What you will do:
Check every line below for the word "xlabel" and show those that hold it.
═══ Information supplied
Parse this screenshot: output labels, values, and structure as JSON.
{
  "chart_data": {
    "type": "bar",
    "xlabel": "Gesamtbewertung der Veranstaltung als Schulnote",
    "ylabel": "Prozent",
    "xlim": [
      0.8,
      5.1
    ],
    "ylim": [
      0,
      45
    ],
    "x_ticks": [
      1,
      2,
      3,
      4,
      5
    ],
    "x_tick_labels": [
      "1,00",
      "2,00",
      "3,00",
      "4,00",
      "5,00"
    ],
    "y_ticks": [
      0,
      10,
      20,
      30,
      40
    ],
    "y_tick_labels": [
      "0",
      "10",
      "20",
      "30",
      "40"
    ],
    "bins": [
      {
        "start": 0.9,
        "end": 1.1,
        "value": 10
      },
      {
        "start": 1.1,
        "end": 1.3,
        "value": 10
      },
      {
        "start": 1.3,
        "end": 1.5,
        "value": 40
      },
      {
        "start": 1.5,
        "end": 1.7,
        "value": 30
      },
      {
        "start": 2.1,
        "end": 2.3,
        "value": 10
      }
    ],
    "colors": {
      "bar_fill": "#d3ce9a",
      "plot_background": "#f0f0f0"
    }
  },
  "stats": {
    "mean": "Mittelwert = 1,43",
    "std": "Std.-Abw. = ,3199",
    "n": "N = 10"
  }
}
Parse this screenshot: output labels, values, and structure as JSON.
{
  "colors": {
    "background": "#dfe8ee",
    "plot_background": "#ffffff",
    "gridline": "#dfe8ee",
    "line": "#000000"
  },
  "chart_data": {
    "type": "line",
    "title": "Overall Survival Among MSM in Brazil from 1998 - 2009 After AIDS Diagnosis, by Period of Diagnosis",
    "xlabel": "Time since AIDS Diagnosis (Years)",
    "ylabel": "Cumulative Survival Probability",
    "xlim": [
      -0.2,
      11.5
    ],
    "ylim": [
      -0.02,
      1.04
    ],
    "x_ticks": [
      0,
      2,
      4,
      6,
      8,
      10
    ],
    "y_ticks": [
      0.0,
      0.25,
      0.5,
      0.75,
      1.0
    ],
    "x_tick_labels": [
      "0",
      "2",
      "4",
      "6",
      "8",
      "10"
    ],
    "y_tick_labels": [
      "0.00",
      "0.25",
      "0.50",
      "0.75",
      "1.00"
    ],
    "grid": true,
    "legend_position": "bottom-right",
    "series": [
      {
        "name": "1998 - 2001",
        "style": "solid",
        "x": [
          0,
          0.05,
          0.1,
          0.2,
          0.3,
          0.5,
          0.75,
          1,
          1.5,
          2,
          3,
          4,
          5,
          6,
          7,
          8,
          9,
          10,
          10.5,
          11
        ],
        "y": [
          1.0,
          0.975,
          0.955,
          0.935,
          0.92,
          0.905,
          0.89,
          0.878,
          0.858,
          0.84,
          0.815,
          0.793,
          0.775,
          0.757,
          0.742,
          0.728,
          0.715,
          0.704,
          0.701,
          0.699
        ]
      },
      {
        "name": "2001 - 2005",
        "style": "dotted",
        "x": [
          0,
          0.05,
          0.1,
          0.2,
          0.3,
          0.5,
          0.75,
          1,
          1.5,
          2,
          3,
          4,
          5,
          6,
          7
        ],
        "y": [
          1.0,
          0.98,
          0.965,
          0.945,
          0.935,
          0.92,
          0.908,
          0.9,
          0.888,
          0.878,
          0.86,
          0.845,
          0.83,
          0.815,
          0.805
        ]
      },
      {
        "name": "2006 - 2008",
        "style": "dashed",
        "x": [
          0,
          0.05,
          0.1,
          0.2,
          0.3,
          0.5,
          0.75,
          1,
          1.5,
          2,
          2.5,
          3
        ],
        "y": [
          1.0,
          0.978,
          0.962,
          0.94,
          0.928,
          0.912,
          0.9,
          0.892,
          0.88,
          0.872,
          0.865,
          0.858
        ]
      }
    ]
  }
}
══════
Exercise output:
    "xlabel": "Gesamtbewertung der Veranstaltung als Schulnote",
    "xlabel": "Time since AIDS Diagnosis (Years)",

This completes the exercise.